Exercise aim:
Starting at the first line of the rows and stopping after the line that has "octahedron bbox=[458, 743, 498, 787]", write those lines out again with "o-atom" renamed to "oxygen-atom" and everything else left the same.

Dataset excerpt:
——————————

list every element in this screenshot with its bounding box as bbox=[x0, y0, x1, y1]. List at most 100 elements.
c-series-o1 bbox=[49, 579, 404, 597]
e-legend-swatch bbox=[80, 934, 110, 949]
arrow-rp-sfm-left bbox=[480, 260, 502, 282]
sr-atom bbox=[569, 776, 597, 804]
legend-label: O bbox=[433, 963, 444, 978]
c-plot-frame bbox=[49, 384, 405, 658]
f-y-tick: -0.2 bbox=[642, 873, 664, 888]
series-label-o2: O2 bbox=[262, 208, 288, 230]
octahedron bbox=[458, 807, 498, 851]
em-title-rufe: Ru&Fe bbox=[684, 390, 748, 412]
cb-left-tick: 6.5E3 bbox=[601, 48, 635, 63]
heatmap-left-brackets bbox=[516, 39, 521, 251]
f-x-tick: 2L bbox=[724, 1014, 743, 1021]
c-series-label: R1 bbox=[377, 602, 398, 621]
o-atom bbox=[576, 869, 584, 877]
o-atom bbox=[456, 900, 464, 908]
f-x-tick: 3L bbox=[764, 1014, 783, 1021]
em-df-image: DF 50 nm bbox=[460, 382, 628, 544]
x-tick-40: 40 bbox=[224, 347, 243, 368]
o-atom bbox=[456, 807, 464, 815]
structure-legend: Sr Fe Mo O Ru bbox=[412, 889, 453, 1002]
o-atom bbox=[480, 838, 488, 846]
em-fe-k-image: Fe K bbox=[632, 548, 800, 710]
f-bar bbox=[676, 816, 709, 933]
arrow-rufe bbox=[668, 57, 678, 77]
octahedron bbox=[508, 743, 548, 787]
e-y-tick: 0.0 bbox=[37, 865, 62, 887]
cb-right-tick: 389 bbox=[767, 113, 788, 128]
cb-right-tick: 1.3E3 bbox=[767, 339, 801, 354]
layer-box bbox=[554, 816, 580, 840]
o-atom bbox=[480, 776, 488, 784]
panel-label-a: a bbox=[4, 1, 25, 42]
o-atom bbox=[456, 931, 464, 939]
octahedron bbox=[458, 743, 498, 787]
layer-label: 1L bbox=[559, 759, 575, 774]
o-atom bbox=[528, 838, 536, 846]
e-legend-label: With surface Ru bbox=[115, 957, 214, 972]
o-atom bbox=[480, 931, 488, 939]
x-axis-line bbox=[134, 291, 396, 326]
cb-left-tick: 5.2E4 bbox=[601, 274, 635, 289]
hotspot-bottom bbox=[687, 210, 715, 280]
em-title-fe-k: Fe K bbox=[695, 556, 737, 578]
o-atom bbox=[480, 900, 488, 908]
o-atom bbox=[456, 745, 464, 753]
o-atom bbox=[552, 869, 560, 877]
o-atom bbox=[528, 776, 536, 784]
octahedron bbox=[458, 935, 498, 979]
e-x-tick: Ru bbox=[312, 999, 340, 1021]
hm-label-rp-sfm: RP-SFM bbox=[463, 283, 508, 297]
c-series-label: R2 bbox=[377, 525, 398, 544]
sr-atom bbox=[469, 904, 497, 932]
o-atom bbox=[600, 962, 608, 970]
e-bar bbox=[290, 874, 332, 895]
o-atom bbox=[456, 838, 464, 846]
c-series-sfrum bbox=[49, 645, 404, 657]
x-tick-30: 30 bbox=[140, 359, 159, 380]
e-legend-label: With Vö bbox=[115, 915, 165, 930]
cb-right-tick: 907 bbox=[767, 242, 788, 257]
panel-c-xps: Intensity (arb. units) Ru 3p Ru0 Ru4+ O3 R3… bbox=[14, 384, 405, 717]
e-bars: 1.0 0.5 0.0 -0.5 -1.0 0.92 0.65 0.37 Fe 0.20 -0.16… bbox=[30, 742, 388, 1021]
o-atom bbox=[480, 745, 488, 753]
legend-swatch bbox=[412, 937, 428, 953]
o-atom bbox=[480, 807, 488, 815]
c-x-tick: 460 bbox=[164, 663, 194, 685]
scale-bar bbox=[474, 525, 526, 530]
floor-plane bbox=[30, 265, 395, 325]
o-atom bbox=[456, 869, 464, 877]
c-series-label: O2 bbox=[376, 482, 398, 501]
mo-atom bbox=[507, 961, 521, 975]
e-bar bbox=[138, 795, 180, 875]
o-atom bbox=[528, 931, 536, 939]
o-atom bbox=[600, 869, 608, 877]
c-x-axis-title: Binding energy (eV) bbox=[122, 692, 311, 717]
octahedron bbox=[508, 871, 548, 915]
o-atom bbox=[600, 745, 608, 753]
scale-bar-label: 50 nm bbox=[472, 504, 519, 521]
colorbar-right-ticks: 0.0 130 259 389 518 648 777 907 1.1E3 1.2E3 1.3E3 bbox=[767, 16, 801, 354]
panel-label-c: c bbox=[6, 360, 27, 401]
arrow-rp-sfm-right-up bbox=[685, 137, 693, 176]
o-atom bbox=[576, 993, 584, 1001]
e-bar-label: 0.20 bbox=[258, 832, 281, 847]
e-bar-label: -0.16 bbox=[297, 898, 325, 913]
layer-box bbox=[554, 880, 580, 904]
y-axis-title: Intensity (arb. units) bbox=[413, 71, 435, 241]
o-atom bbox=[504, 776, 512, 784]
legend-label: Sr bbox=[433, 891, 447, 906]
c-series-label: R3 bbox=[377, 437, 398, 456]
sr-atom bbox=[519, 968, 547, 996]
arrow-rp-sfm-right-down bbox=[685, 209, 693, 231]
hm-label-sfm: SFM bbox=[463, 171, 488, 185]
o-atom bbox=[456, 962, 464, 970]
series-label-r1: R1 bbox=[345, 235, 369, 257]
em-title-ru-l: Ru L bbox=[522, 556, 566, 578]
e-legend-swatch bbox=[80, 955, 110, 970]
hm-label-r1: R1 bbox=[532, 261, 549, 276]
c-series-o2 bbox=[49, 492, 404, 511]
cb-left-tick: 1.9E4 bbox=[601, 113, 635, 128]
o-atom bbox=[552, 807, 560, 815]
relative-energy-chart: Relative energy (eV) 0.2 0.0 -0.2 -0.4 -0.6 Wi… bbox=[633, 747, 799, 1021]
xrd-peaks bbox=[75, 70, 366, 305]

——————————

Task result:
list every element in this screenshot with its bounding box as bbox=[x0, y0, x1, y1]. List at most 100 elements.
c-series-o1 bbox=[49, 579, 404, 597]
e-legend-swatch bbox=[80, 934, 110, 949]
arrow-rp-sfm-left bbox=[480, 260, 502, 282]
sr-atom bbox=[569, 776, 597, 804]
legend-label: O bbox=[433, 963, 444, 978]
c-plot-frame bbox=[49, 384, 405, 658]
f-y-tick: -0.2 bbox=[642, 873, 664, 888]
series-label-o2: O2 bbox=[262, 208, 288, 230]
octahedron bbox=[458, 807, 498, 851]
em-title-rufe: Ru&Fe bbox=[684, 390, 748, 412]
cb-left-tick: 6.5E3 bbox=[601, 48, 635, 63]
heatmap-left-brackets bbox=[516, 39, 521, 251]
f-x-tick: 2L bbox=[724, 1014, 743, 1021]
c-series-label: R1 bbox=[377, 602, 398, 621]
oxygen-atom bbox=[576, 869, 584, 877]
oxygen-atom bbox=[456, 900, 464, 908]
f-x-tick: 3L bbox=[764, 1014, 783, 1021]
em-df-image: DF 50 nm bbox=[460, 382, 628, 544]
x-tick-40: 40 bbox=[224, 347, 243, 368]
oxygen-atom bbox=[456, 807, 464, 815]
structure-legend: Sr Fe Mo O Ru bbox=[412, 889, 453, 1002]
oxygen-atom bbox=[480, 838, 488, 846]
em-fe-k-image: Fe K bbox=[632, 548, 800, 710]
f-bar bbox=[676, 816, 709, 933]
arrow-rufe bbox=[668, 57, 678, 77]
octahedron bbox=[508, 743, 548, 787]
e-y-tick: 0.0 bbox=[37, 865, 62, 887]
cb-right-tick: 389 bbox=[767, 113, 788, 128]
cb-right-tick: 1.3E3 bbox=[767, 339, 801, 354]
layer-box bbox=[554, 816, 580, 840]
oxygen-atom bbox=[480, 776, 488, 784]
panel-label-a: a bbox=[4, 1, 25, 42]
oxygen-atom bbox=[456, 931, 464, 939]
octahedron bbox=[458, 743, 498, 787]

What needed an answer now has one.